:: Records for processing ::
+--

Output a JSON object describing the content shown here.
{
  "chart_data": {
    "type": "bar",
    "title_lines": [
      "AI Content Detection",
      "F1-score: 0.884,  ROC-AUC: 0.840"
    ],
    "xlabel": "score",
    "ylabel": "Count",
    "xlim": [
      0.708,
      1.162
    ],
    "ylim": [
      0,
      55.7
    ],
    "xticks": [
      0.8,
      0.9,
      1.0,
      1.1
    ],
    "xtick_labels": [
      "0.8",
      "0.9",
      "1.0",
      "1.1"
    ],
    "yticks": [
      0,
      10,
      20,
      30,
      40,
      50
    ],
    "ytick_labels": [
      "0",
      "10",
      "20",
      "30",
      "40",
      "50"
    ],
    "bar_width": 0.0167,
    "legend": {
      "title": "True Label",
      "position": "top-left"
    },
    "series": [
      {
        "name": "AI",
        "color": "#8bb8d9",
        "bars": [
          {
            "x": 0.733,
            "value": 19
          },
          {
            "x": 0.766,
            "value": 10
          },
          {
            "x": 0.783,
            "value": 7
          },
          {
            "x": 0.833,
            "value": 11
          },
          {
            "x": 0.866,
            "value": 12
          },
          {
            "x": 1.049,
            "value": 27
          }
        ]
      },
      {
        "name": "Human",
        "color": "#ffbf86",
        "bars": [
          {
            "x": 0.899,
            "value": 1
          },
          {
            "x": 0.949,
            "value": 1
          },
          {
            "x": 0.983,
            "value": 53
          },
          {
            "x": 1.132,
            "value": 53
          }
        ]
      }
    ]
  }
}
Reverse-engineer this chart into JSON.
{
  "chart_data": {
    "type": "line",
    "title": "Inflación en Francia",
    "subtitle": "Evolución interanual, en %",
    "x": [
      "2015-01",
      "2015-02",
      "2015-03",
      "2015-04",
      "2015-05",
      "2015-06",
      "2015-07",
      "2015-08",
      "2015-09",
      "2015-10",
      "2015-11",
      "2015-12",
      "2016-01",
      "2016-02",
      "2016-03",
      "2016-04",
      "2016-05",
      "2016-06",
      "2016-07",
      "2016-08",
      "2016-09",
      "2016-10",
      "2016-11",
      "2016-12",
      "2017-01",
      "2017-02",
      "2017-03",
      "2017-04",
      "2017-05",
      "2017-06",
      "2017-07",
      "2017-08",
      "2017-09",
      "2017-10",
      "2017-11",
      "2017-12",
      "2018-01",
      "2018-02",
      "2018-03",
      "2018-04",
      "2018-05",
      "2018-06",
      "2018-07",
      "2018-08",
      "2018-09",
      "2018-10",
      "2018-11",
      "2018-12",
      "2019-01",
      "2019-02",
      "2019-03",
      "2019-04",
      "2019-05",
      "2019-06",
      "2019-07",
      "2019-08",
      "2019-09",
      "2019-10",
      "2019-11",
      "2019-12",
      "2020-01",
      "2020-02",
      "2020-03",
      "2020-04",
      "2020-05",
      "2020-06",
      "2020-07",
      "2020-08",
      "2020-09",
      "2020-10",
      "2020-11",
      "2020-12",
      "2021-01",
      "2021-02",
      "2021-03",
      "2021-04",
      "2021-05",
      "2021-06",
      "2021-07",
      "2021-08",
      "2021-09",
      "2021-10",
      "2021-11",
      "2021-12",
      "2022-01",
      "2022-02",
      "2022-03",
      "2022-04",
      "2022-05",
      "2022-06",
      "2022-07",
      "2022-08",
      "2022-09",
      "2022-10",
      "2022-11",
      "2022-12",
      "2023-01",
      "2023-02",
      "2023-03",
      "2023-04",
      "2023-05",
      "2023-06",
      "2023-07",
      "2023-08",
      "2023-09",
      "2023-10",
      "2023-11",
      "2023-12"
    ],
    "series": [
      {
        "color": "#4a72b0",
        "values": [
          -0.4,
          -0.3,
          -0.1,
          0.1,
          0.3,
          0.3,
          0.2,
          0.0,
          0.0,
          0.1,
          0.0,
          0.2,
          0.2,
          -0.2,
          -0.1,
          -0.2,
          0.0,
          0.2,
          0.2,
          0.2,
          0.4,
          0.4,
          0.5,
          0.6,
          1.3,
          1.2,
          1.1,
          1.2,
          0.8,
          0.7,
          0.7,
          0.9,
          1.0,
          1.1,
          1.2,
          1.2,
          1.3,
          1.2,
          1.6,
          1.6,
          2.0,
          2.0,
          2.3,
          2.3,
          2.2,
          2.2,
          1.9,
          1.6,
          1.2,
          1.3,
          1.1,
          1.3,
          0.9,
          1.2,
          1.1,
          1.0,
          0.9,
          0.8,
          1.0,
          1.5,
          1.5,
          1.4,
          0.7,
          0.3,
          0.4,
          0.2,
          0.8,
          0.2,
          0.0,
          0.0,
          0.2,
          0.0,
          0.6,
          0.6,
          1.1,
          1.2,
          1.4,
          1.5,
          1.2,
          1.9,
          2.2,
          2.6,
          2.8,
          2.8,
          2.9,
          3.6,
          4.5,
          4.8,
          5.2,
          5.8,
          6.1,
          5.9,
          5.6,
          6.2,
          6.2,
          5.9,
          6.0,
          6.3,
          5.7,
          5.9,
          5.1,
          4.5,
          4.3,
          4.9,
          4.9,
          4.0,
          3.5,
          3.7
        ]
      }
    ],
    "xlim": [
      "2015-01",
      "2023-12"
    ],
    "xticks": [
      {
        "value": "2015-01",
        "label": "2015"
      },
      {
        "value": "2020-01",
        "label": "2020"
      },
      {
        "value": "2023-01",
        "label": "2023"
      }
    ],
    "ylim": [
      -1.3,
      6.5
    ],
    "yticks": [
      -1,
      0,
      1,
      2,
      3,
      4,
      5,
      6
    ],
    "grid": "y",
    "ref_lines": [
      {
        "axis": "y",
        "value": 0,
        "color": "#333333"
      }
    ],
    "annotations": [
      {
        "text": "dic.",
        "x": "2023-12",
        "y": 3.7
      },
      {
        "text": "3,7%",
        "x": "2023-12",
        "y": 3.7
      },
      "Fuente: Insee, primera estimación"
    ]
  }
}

+--

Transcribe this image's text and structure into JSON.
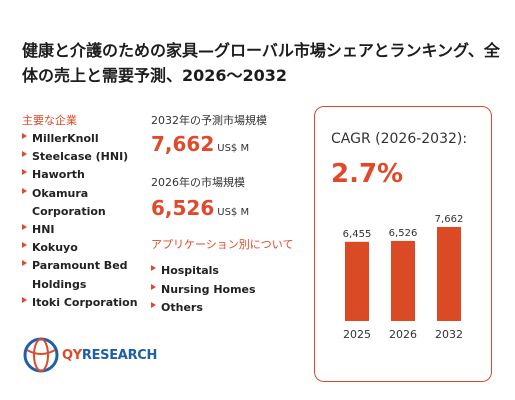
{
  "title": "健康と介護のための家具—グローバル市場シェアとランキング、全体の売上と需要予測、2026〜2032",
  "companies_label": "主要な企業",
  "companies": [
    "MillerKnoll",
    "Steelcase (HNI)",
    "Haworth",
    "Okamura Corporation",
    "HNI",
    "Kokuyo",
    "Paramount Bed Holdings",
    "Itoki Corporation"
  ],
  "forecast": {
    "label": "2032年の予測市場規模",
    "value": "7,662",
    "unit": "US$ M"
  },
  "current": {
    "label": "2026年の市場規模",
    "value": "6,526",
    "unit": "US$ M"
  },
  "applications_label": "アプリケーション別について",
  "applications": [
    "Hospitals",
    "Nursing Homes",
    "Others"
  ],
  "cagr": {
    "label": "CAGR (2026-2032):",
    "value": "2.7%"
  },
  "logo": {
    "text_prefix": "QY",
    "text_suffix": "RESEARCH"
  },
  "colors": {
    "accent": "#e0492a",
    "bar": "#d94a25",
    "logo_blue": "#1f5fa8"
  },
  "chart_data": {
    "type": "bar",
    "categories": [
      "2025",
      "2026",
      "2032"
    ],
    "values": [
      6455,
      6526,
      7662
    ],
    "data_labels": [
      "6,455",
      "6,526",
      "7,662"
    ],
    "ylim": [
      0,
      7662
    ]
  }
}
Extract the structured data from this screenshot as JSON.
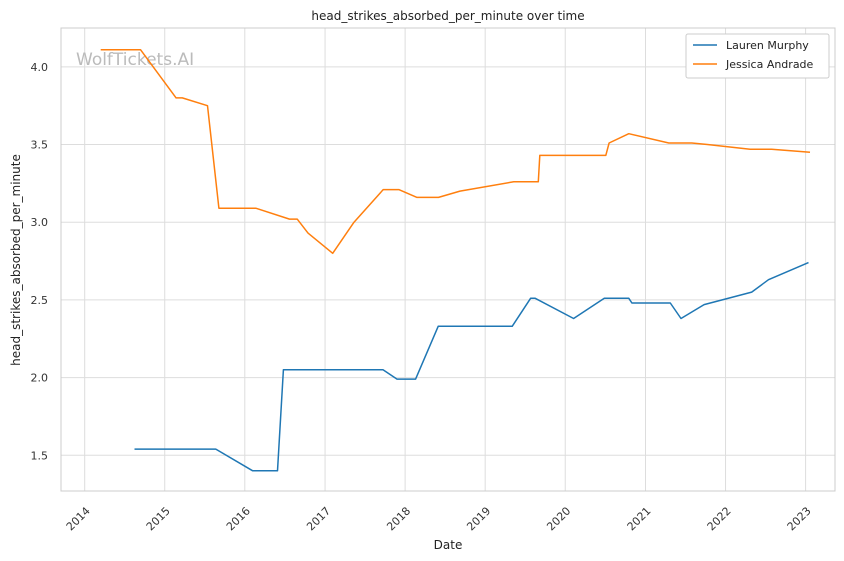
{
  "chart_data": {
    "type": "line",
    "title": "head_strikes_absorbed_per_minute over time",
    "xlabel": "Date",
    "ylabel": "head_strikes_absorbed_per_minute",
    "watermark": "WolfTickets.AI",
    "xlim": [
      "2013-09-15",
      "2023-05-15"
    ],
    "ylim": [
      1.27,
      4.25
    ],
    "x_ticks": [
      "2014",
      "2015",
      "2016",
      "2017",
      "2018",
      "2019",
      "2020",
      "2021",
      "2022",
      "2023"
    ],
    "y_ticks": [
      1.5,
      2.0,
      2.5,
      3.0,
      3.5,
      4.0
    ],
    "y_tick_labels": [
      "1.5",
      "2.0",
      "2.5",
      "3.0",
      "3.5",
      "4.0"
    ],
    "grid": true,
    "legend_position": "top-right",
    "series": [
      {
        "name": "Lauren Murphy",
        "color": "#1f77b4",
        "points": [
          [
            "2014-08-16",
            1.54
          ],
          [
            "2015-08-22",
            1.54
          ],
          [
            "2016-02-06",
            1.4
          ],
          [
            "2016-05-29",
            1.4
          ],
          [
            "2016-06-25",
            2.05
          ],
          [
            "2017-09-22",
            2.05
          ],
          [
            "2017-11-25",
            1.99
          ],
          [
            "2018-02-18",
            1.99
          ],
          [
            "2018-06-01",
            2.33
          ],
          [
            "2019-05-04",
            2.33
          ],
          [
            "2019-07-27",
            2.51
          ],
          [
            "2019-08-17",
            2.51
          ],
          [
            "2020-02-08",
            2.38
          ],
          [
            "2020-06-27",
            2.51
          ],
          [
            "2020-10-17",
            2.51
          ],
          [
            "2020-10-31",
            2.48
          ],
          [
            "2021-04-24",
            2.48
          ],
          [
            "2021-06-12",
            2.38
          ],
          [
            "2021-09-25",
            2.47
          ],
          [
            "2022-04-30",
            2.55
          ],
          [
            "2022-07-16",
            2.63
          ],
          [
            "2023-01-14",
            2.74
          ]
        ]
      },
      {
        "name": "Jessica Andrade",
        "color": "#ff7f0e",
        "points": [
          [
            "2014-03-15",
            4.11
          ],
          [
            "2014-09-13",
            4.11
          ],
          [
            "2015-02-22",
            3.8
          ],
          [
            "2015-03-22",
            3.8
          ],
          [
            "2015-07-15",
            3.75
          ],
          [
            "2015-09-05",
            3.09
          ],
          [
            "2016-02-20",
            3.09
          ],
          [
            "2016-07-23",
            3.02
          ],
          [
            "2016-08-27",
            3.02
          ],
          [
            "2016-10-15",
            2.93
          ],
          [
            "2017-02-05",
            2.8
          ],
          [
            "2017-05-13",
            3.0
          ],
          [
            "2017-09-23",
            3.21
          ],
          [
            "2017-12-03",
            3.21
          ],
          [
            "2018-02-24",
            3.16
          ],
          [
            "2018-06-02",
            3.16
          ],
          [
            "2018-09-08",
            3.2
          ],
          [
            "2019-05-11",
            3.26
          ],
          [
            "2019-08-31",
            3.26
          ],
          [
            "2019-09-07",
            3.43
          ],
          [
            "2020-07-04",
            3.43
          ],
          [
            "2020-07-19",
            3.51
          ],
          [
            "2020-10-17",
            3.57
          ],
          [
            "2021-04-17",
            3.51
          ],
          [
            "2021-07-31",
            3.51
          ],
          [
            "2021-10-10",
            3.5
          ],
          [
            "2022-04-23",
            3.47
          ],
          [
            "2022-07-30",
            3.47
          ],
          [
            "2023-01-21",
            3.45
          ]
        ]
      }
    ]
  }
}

+--

:: Instruction ::
Copy every line of the listing that contains the word "into".

:: Full solution ::
Reverse-engineer this chart into JSON.
Transcribe this image's text and structure into JSON.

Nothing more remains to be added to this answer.